*Stated goal*:
Search the material below for the word "name" and copy every line in which it occurs.

*Provided records*:
------------------------
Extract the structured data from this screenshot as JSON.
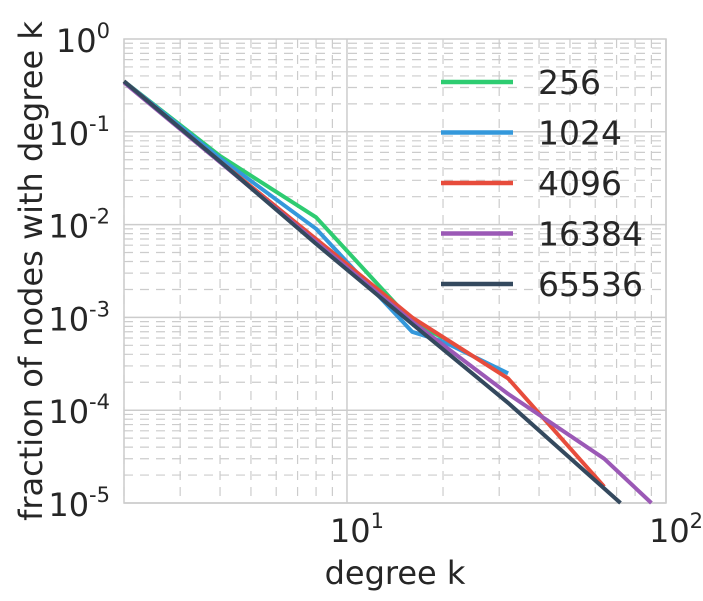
{
  "chart_data": {
    "type": "line",
    "title": "",
    "xlabel": "degree k",
    "ylabel": "fraction of nodes with degree k",
    "x_scale": "log",
    "y_scale": "log",
    "xlim": [
      2,
      100
    ],
    "ylim": [
      1e-05,
      1
    ],
    "grid": true,
    "legend_position": "top-right",
    "x_ticks": [
      {
        "value": 10,
        "base": "10",
        "exp": "1"
      },
      {
        "value": 100,
        "base": "10",
        "exp": "2"
      }
    ],
    "y_ticks": [
      {
        "value": 1,
        "base": "10",
        "exp": "0"
      },
      {
        "value": 0.1,
        "base": "10",
        "exp": "-1"
      },
      {
        "value": 0.01,
        "base": "10",
        "exp": "-2"
      },
      {
        "value": 0.001,
        "base": "10",
        "exp": "-3"
      },
      {
        "value": 0.0001,
        "base": "10",
        "exp": "-4"
      },
      {
        "value": 1e-05,
        "base": "10",
        "exp": "-5"
      }
    ],
    "series": [
      {
        "name": "256",
        "color": "#2ecc71",
        "x": [
          2,
          4,
          8,
          16,
          20
        ],
        "y": [
          0.35,
          0.055,
          0.012,
          0.0009,
          0.0006
        ]
      },
      {
        "name": "1024",
        "color": "#3498db",
        "x": [
          2,
          4,
          8,
          16,
          20,
          32
        ],
        "y": [
          0.35,
          0.052,
          0.009,
          0.0007,
          0.00055,
          0.00025
        ]
      },
      {
        "name": "4096",
        "color": "#e74c3c",
        "x": [
          2,
          4,
          8,
          16,
          32,
          64
        ],
        "y": [
          0.35,
          0.048,
          0.007,
          0.001,
          0.00022,
          1.5e-05
        ]
      },
      {
        "name": "16384",
        "color": "#9b59b6",
        "x": [
          2,
          4,
          8,
          16,
          32,
          64,
          90
        ],
        "y": [
          0.34,
          0.047,
          0.0065,
          0.0009,
          0.00015,
          3e-05,
          1e-05
        ]
      },
      {
        "name": "65536",
        "color": "#34495e",
        "x": [
          2,
          4,
          8,
          16,
          32,
          72
        ],
        "y": [
          0.35,
          0.048,
          0.0062,
          0.00085,
          0.00012,
          1e-05
        ]
      }
    ]
  }
}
------------------------
*Response to this exercise*:
        "name": "256",
        "name": "1024",
        "name": "4096",
        "name": "16384",
        "name": "65536",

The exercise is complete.